— REQUEST —
Report how many lines contain "Chemical". Give the number and nothing else.

═════ DATA LISTING ═════

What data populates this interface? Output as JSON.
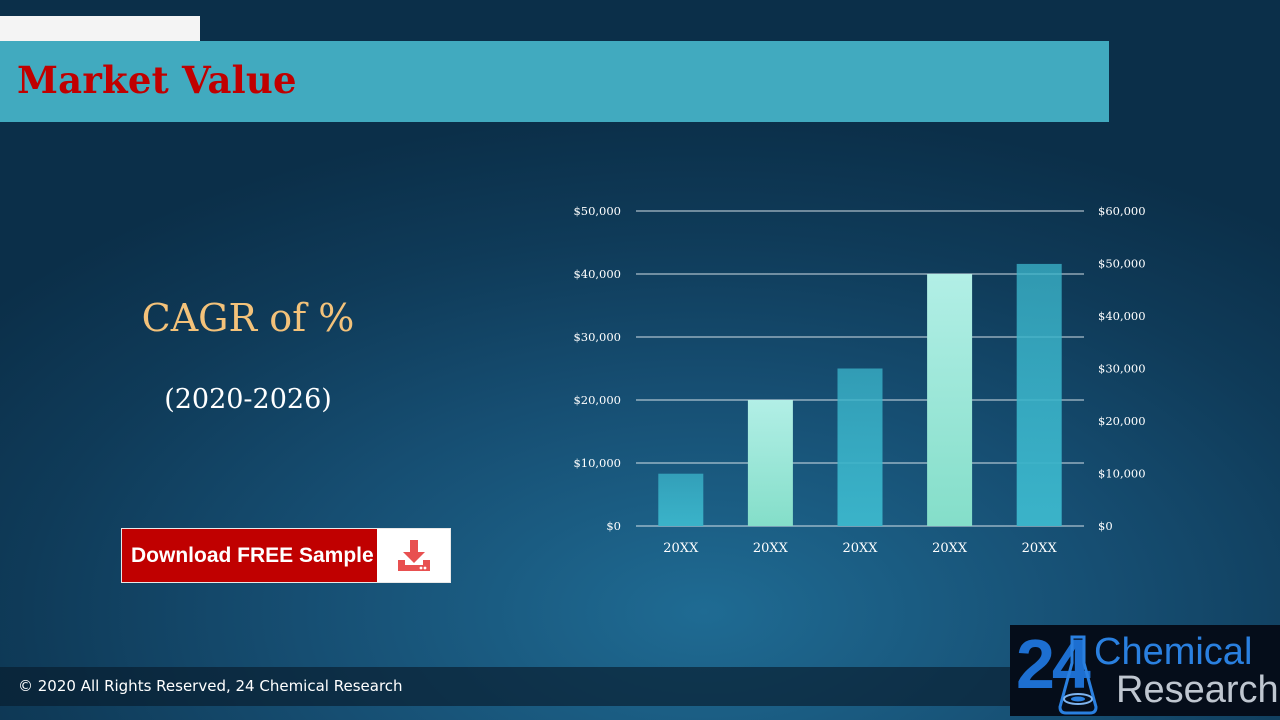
{
  "slide": {
    "title": "Market Value",
    "cagr_text": "CAGR of %",
    "period_text": "(2020-2026)",
    "download_label": "Download FREE Sample",
    "footer_text": "© 2020 All Rights Reserved, 24 Chemical Research"
  },
  "logo": {
    "number": "24",
    "word1": "Chemical",
    "word2": "Research"
  },
  "icons": {
    "download": "download-tray-icon",
    "flask": "flask-icon"
  },
  "colors": {
    "title": "#c00000",
    "title_band": "#41aabf",
    "cagr": "#f3c27a",
    "button": "#c00000",
    "bar_teal": "#3ab3c9",
    "bar_mint": "#9fe8d8"
  },
  "chart_data": {
    "type": "bar",
    "categories": [
      "20XX",
      "20XX",
      "20XX",
      "20XX",
      "20XX"
    ],
    "values": [
      8300,
      20000,
      25000,
      40000,
      41600
    ],
    "bar_styles": [
      "teal",
      "mint",
      "teal",
      "mint",
      "teal"
    ],
    "ylim": [
      0,
      50000
    ],
    "y_ticks": [
      "$0",
      "$10,000",
      "$20,000",
      "$30,000",
      "$40,000",
      "$50,000"
    ],
    "y2lim": [
      0,
      60000
    ],
    "y2_ticks": [
      "$0",
      "$10,000",
      "$20,000",
      "$30,000",
      "$40,000",
      "$50,000",
      "$60,000"
    ],
    "grid": true,
    "legend": "none"
  }
}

═════

— FINISHED TASK —
2